» TASK DIRECTIONS:
Extract every entry word for word. Skip the pictures.

» Source records:
==============================
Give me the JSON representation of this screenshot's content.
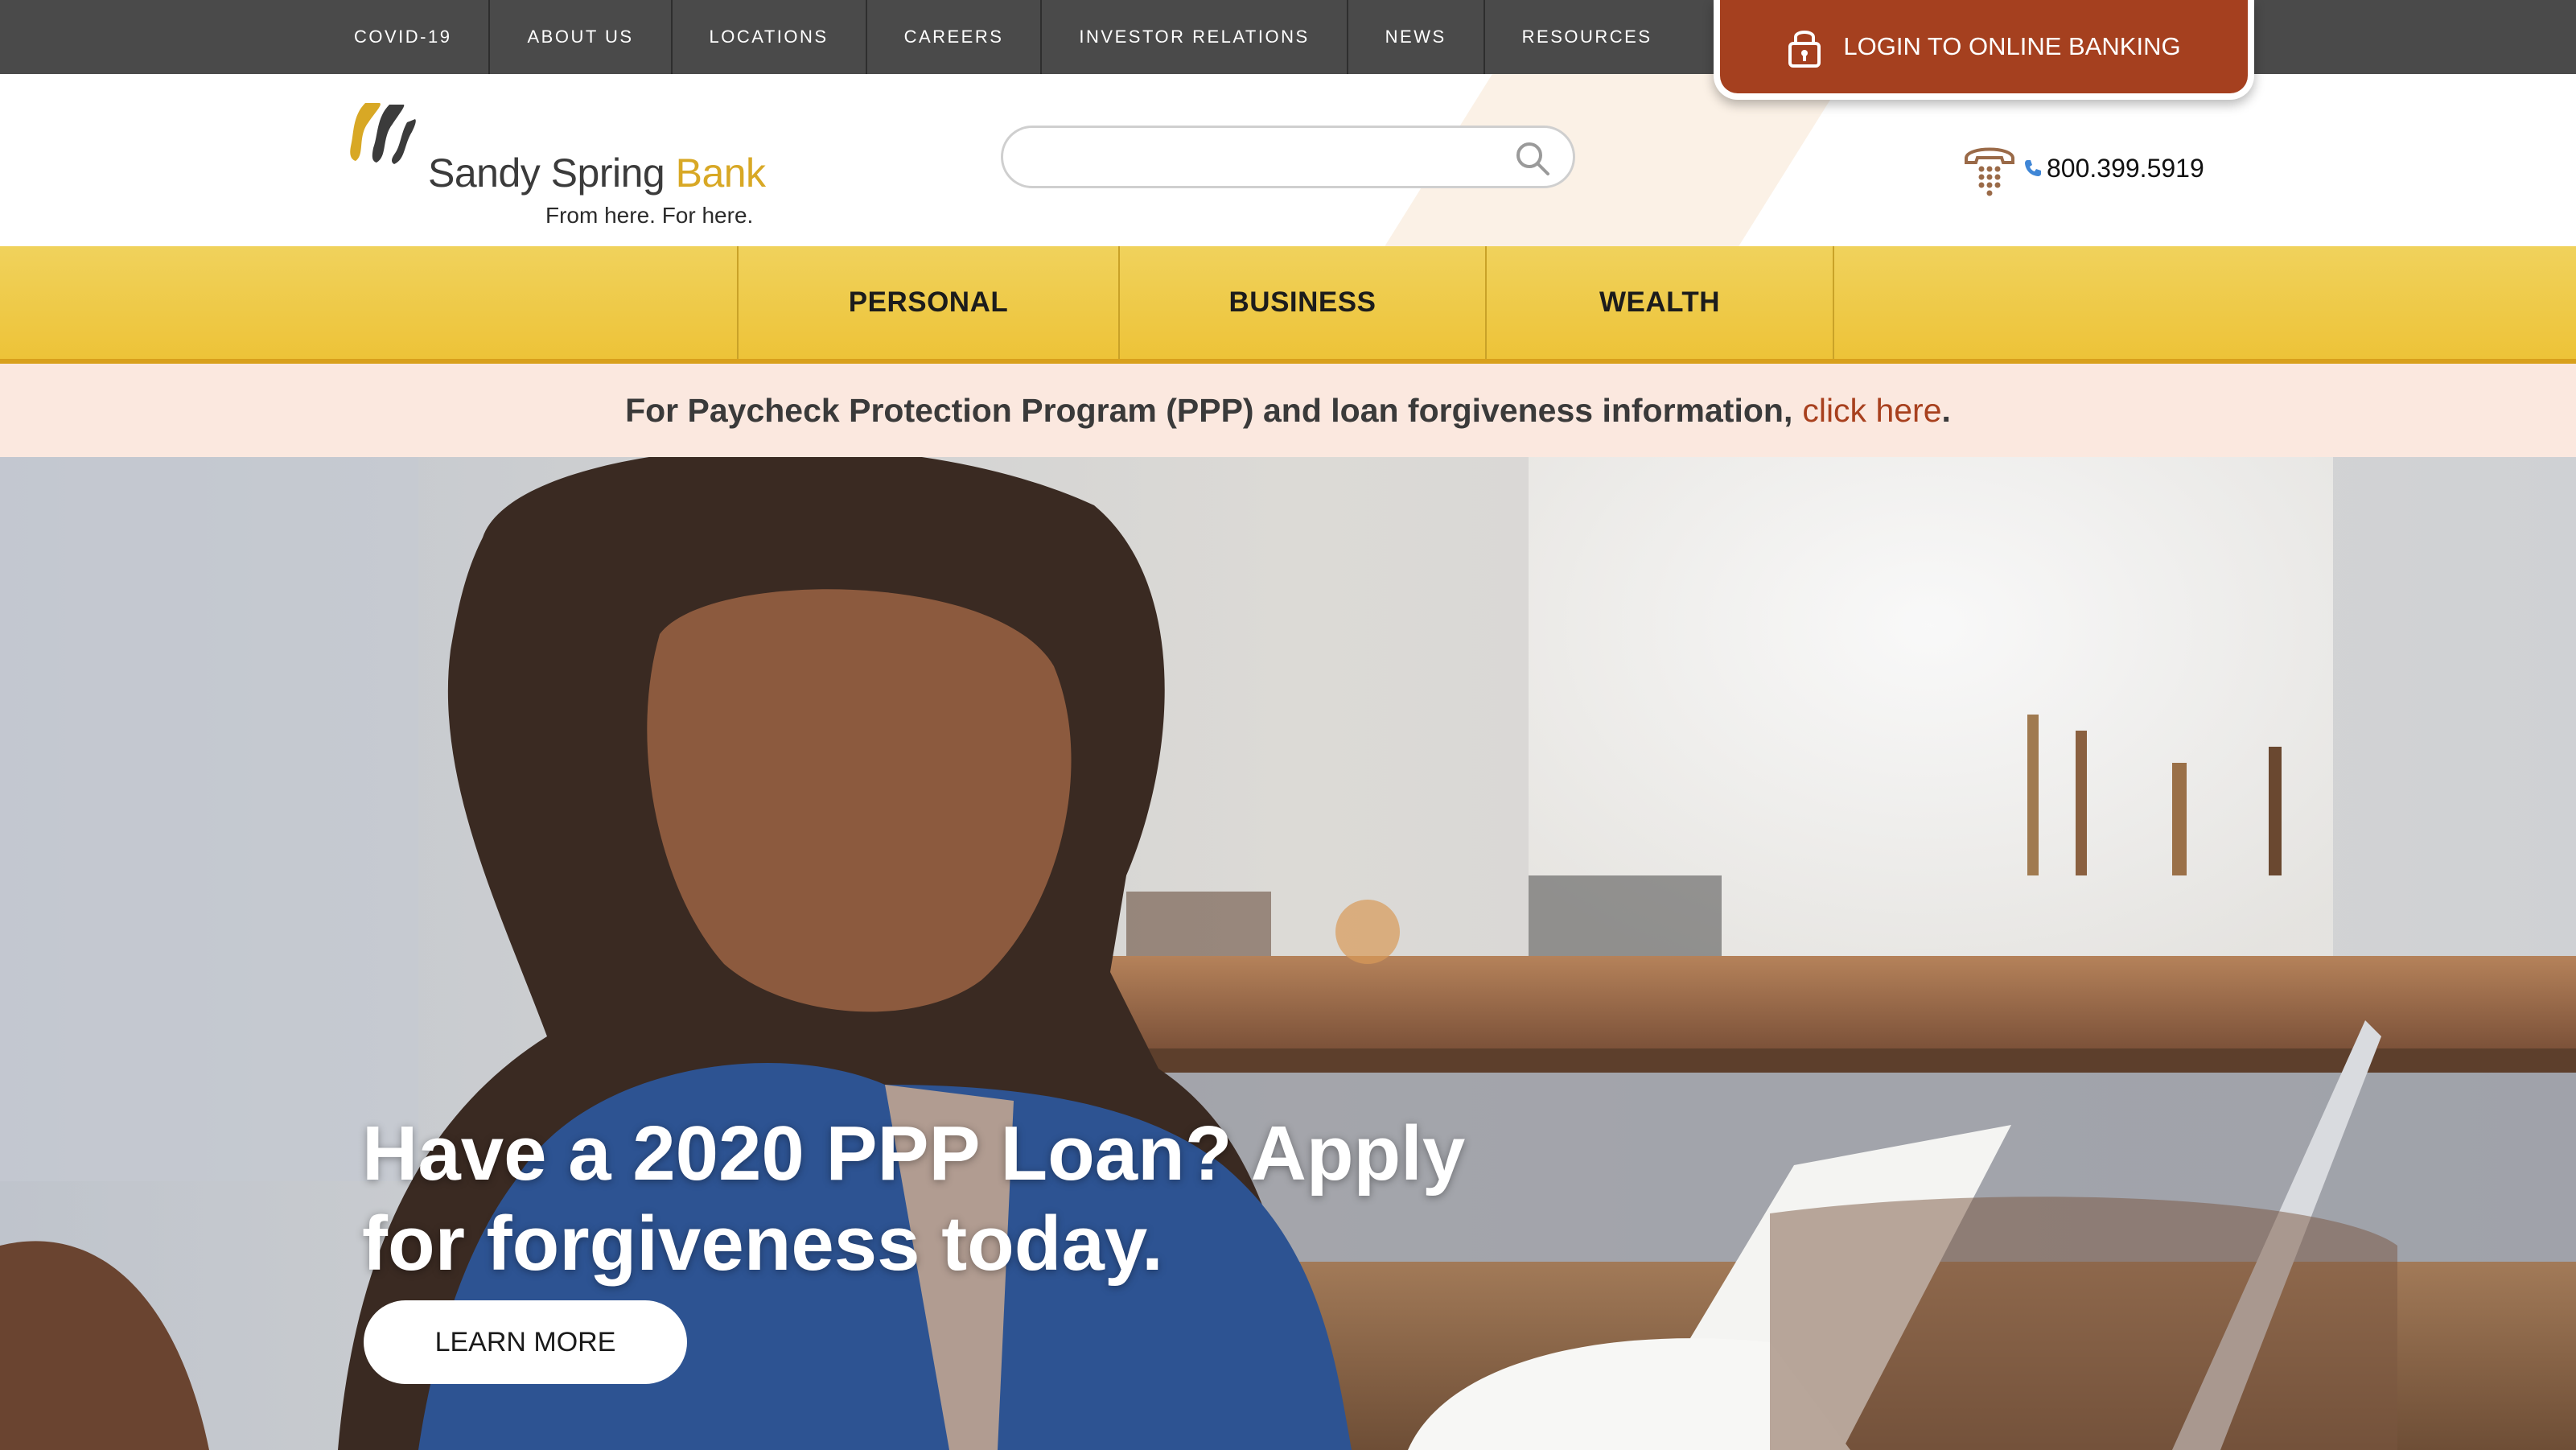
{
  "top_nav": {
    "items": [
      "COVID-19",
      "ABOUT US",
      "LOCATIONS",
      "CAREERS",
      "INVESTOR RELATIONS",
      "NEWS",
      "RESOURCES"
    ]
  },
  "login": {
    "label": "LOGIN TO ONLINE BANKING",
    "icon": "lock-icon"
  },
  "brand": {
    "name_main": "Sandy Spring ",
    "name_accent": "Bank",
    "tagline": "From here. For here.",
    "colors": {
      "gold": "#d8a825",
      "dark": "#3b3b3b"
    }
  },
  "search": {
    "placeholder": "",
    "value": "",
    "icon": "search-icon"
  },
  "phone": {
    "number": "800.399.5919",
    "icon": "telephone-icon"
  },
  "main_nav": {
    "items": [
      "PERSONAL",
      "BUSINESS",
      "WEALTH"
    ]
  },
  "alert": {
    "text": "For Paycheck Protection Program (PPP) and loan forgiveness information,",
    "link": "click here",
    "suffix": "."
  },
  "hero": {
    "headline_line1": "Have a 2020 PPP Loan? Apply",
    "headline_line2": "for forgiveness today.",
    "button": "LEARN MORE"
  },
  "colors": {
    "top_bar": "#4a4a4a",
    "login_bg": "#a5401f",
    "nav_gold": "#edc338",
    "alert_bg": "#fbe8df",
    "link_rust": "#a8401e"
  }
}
==============================
» FULL RESPONSE:
Give me the JSON representation of this screenshot's content.
{
  "top_nav": {
    "items": [
      "COVID-19",
      "ABOUT US",
      "LOCATIONS",
      "CAREERS",
      "INVESTOR RELATIONS",
      "NEWS",
      "RESOURCES"
    ]
  },
  "login": {
    "label": "LOGIN TO ONLINE BANKING",
    "icon": "lock-icon"
  },
  "brand": {
    "name_main": "Sandy Spring ",
    "name_accent": "Bank",
    "tagline": "From here. For here.",
    "colors": {
      "gold": "#d8a825",
      "dark": "#3b3b3b"
    }
  },
  "search": {
    "placeholder": "",
    "value": "",
    "icon": "search-icon"
  },
  "phone": {
    "number": "800.399.5919",
    "icon": "telephone-icon"
  },
  "main_nav": {
    "items": [
      "PERSONAL",
      "BUSINESS",
      "WEALTH"
    ]
  },
  "alert": {
    "text": "For Paycheck Protection Program (PPP) and loan forgiveness information,",
    "link": "click here",
    "suffix": "."
  },
  "hero": {
    "headline_line1": "Have a 2020 PPP Loan? Apply",
    "headline_line2": "for forgiveness today.",
    "button": "LEARN MORE"
  },
  "colors": {
    "top_bar": "#4a4a4a",
    "login_bg": "#a5401f",
    "nav_gold": "#edc338",
    "alert_bg": "#fbe8df",
    "link_rust": "#a8401e"
  }
}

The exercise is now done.